VORLIEGENDER TEXT.
=======

Frieden ist nichts, was sich von selbst ergibt oder erhält. Für Frieden müssen wir aktiv einstehen. Uns mühen. Frieden ist ein Tun-Wort!

  • Da ist der nicht bearbeitete Konflikt zwischen Arbeitskollegen; man geht sich aus dem Weg und meidet den Kontakt.
  • Da ist der immer neue Streit zwischen Eheleuten, der sich manchmal an Kleinigkeiten entzündet; ein Wort gibt das andere und führt zur Entfremdung.
  • Da ist der Unfrieden, der in einer Erbschaftsangelegenheit eine Familie auseinander-bringt; Verdächtigungen und Vorwürfe nehmen überhand und vergiften das Miteinander.

Bei all diesen Situationen sind wir gefragt. Finde dich mit dem Unfrieden nicht ab! Sei energisch und kreativ bei deiner Suche nach Lösungen! Und vergiss nicht: Mit der Sprache fängt es an. Denn Worte haben Macht. Sie können aufrichten, aber auch hinrichten. Sie können versöhnen, aber auch töten. Darum: „Nimm deine Zunge gut in acht“, rät der Psalmenbeter. Setze dein ganzes Herz für Gerechtigkeit und Frieden ein! Und auch deine Gebete. Wenn du das tust, wirst du die wunderbare Erfahrung machen, dass sich für Frieden einzusetzen glücklich macht. Zum einen, weil es etwas zutiefst Sinnvolles und Erfüllendes ist, sich für ein friedliches Miteinander einzusetzen. Und zum anderen, weil es genau das ist, was Gott sich von dir wünscht. Auch im neuen Jahr.

=======

ARBEITSAUFTRÄGE.
(a) Beantworten Sie die folgenden Fragen zum Text über den Frieden.
(i) Als was für ein Wort wird Frieden im ersten Absatz bezeichnet?
(ii) Was nimmt in der Erbschaftsangelegenheit überhand?
(iii) Was rät der Psalmenbeter?
(b) Geben Sie aus dem Text über den Frieden alles ab „Frieden ist nichts, was“ bis hinunter zu „meidet den Kontakt.“ wortgetreu aus.

=======

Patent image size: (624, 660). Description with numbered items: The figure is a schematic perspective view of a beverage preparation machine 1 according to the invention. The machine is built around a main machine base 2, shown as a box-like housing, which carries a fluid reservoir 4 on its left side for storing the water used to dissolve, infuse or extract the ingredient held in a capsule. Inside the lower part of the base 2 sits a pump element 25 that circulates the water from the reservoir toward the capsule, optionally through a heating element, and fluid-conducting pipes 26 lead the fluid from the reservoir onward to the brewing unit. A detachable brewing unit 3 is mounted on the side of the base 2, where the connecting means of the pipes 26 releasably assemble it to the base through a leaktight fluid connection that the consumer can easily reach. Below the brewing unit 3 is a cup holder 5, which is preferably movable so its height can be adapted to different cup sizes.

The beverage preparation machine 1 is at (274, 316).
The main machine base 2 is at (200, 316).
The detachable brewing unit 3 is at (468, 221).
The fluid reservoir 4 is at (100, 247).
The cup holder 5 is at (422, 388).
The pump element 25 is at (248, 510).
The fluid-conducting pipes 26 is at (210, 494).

=======

DIE ANTWORTEN.
(a)
(i) Als Tun-Wort.
(ii) Verdächtigungen und Vorwürfe.
(iii) „Nimm deine Zunge gut in acht.“

(b)
Frieden ist nichts, was sich von selbst ergibt oder erhält. Für Frieden müssen wir aktiv einstehen. Uns mühen. Frieden ist ein Tun-Wort!

  • Da ist der nicht bearbeitete Konflikt zwischen Arbeitskollegen; man geht sich aus dem Weg und meidet den Kontakt.